Entries taken from a collection:
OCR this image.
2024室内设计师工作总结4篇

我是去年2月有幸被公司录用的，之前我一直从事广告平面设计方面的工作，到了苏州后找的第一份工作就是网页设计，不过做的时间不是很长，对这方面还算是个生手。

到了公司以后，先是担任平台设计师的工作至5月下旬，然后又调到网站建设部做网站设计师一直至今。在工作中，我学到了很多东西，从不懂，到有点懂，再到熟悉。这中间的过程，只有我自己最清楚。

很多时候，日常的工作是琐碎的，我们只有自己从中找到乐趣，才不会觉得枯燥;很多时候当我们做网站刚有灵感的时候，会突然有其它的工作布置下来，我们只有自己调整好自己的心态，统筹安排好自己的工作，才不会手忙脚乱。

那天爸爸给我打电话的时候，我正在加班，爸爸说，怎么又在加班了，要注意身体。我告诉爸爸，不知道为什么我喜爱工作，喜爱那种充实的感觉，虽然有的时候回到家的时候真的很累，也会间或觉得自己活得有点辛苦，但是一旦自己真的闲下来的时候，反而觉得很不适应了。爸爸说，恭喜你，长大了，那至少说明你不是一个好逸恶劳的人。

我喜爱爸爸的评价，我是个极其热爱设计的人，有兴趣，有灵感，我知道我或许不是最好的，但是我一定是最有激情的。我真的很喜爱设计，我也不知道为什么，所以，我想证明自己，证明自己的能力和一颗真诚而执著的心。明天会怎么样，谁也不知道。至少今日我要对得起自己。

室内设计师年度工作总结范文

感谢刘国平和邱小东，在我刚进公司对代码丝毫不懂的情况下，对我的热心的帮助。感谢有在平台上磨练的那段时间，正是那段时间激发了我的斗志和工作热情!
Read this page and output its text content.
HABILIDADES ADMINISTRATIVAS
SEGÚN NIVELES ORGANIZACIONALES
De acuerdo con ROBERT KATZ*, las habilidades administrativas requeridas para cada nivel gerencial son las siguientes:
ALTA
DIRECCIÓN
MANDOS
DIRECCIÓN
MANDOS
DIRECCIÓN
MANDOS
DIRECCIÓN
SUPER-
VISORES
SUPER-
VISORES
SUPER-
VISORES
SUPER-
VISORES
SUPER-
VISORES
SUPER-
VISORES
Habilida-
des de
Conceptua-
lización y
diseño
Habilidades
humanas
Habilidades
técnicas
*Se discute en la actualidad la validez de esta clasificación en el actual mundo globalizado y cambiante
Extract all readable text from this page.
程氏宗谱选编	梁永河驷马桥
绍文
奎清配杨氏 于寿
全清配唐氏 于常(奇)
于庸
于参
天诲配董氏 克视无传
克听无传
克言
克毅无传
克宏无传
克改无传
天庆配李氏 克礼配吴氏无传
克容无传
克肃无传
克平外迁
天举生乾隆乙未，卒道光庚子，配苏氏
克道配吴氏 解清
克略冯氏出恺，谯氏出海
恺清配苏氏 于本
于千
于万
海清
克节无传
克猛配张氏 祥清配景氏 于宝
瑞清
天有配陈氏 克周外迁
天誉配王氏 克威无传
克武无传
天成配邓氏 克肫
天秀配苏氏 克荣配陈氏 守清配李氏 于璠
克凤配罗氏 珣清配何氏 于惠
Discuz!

- [Problem description] Give the lines exactly as they stand, from the line with "Extract all readable text from this page." through the end of the material.

- [Completed exercise]
Extract all readable text from this page.
程氏宗谱选编	梁永河驷马桥
绍文
奎清配杨氏 于寿
全清配唐氏 于常(奇)
于庸
于参
天诲配董氏 克视无传
克听无传
克言
克毅无传
克宏无传
克改无传
天庆配李氏 克礼配吴氏无传
克容无传
克肃无传
克平外迁
天举生乾隆乙未，卒道光庚子，配苏氏
克道配吴氏 解清
克略冯氏出恺，谯氏出海
恺清配苏氏 于本
于千
于万
海清
克节无传
克猛配张氏 祥清配景氏 于宝
瑞清
天有配陈氏 克周外迁
天誉配王氏 克威无传
克武无传
天成配邓氏 克肫
天秀配苏氏 克荣配陈氏 守清配李氏 于璠
克凤配罗氏 珣清配何氏 于惠
Discuz!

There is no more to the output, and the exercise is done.